## Raw records
▬▬▬▬▬▬▬▬▬▬

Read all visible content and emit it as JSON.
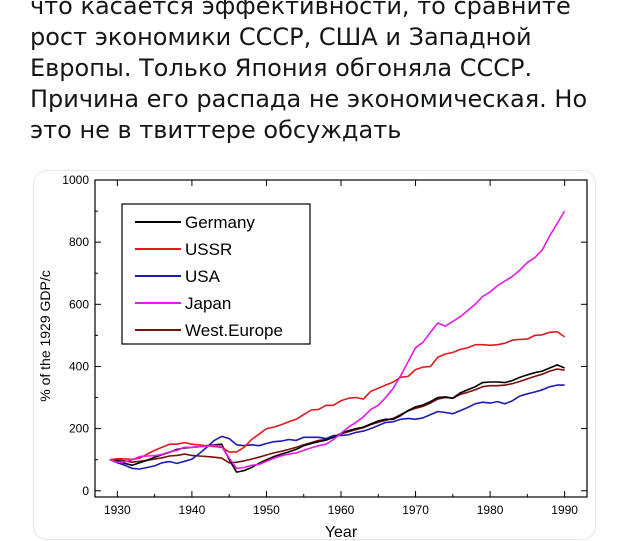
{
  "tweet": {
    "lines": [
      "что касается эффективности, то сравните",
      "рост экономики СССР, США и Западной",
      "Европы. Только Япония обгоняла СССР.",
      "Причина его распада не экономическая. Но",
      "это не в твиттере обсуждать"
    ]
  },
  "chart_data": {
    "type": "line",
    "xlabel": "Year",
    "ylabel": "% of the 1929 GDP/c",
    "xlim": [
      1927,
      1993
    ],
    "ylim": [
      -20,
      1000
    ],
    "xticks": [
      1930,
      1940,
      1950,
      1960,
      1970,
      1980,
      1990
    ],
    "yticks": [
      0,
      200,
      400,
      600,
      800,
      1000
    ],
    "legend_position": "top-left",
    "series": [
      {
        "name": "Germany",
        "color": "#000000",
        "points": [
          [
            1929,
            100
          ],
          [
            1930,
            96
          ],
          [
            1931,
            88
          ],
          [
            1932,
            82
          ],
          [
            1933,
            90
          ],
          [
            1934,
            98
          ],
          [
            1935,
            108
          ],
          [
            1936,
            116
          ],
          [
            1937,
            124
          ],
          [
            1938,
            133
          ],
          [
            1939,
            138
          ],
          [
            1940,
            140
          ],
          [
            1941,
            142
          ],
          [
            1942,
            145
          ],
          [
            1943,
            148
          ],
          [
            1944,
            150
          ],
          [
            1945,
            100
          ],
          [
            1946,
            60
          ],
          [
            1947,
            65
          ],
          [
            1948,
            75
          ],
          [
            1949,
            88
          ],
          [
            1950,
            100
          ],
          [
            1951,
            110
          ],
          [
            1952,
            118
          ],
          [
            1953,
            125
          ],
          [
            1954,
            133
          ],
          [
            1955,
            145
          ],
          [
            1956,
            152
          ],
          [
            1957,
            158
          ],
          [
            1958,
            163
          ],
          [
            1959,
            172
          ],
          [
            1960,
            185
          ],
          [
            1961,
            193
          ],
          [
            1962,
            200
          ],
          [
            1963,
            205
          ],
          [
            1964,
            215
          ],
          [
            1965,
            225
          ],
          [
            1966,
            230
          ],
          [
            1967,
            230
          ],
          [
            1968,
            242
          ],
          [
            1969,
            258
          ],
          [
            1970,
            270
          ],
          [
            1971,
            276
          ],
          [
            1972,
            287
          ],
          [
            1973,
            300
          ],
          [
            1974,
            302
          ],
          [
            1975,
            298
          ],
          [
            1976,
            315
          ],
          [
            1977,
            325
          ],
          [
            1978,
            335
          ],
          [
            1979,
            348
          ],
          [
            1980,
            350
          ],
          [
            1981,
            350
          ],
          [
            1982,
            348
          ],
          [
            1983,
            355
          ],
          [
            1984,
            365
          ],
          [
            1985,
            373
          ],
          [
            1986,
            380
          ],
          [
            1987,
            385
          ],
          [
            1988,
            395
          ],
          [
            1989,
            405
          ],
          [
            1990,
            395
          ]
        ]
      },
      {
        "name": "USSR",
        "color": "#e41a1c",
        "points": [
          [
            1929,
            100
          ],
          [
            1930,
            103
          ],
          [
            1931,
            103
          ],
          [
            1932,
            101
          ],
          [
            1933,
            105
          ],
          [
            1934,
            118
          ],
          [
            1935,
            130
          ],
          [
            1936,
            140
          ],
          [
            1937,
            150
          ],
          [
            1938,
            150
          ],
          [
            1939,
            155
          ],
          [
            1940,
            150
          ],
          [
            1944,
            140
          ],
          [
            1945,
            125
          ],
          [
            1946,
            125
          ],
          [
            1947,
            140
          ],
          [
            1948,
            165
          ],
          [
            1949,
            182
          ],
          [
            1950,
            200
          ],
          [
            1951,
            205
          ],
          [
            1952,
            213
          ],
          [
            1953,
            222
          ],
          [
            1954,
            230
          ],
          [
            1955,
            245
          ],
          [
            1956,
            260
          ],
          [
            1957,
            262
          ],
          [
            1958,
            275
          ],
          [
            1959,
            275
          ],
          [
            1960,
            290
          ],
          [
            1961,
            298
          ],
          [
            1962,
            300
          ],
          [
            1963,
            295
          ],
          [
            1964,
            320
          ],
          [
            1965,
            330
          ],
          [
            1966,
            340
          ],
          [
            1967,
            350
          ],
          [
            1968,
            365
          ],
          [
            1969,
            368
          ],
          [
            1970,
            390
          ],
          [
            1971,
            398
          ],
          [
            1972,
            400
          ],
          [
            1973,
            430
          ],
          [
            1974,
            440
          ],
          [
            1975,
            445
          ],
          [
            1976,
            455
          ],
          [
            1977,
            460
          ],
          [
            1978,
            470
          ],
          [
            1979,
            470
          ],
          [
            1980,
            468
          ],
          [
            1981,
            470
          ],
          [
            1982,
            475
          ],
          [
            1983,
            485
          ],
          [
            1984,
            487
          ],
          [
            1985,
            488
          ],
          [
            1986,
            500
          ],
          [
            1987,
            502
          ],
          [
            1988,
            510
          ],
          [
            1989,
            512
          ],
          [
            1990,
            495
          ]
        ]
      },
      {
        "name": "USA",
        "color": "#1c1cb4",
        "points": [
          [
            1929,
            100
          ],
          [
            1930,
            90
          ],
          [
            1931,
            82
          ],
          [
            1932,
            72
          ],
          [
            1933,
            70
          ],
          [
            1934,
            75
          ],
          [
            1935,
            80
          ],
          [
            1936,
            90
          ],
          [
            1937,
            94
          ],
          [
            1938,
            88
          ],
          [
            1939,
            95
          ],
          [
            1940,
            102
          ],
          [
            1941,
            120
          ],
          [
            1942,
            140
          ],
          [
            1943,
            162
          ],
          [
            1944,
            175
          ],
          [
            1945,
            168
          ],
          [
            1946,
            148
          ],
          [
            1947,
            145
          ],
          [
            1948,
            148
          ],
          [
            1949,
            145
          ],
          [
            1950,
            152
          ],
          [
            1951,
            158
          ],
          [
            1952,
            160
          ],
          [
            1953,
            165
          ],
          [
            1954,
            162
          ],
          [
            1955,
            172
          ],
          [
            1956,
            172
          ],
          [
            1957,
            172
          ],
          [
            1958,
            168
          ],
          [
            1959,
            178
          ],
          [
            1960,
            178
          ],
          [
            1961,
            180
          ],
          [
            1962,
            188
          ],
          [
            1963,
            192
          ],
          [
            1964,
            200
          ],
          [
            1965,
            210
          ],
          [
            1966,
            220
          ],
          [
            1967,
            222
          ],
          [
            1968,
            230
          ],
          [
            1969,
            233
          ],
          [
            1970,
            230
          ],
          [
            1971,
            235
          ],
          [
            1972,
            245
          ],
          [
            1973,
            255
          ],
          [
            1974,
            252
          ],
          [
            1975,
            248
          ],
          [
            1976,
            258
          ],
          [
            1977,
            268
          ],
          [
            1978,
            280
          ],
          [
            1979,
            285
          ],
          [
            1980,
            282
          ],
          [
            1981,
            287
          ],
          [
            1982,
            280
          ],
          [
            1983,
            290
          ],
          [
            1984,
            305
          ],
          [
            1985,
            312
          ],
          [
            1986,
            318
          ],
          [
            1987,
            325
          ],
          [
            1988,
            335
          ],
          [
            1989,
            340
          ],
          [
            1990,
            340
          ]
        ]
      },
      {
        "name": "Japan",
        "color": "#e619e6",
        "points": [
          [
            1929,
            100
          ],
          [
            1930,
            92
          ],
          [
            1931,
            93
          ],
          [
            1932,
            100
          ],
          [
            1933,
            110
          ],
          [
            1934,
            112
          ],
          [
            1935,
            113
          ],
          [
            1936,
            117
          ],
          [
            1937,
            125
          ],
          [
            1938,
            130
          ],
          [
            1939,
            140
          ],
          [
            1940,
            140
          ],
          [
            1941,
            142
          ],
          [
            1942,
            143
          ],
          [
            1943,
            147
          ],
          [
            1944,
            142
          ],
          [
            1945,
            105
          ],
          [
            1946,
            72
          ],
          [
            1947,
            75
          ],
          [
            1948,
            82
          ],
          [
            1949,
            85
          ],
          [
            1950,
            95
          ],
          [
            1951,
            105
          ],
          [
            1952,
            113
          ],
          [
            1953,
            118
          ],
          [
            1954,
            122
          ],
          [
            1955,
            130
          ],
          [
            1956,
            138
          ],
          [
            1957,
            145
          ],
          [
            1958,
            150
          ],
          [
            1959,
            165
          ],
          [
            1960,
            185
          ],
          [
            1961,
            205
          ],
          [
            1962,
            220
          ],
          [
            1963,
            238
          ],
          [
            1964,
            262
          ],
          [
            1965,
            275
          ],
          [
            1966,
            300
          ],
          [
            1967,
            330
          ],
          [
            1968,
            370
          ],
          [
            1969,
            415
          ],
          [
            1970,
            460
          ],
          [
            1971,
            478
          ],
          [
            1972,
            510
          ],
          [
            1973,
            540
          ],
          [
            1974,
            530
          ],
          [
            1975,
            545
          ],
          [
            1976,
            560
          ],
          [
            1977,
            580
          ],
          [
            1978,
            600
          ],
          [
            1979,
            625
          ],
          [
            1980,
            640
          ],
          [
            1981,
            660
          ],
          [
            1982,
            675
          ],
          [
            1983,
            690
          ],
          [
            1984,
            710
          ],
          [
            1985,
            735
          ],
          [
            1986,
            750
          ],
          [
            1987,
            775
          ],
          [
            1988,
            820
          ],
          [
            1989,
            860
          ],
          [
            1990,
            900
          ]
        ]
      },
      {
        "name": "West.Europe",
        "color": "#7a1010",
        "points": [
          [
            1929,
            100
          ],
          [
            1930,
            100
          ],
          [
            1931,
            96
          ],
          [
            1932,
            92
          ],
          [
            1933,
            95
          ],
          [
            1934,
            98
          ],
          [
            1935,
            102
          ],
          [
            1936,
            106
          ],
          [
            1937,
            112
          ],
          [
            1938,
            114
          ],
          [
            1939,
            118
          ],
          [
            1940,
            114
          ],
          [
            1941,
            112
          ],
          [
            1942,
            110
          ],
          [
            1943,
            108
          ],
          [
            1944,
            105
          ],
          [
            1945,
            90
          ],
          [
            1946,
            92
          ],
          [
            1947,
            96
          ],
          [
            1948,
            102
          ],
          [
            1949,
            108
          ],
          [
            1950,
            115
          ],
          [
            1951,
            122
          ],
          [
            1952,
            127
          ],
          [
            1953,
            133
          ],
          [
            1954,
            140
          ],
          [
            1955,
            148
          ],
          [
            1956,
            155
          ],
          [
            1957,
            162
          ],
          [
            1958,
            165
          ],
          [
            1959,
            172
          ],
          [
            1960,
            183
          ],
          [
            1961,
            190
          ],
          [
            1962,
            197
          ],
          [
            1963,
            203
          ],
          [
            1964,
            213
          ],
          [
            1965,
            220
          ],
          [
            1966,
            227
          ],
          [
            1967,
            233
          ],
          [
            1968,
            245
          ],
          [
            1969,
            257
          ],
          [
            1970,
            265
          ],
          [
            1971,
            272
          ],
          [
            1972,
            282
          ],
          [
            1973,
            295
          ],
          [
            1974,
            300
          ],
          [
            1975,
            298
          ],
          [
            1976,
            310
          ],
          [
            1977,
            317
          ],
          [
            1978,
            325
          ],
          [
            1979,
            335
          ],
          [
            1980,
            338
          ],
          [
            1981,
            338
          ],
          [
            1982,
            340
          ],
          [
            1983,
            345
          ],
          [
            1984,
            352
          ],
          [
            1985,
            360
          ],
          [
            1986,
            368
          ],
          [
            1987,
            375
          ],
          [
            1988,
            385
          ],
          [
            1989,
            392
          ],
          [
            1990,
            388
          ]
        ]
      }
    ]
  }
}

▬▬▬▬▬▬▬▬▬▬

## GIVEN TASK
Show each line holding the word "СССР".

## CORRECT ANSWER
      "рост экономики СССР, США и Западной",
      "Европы. Только Япония обгоняла СССР.",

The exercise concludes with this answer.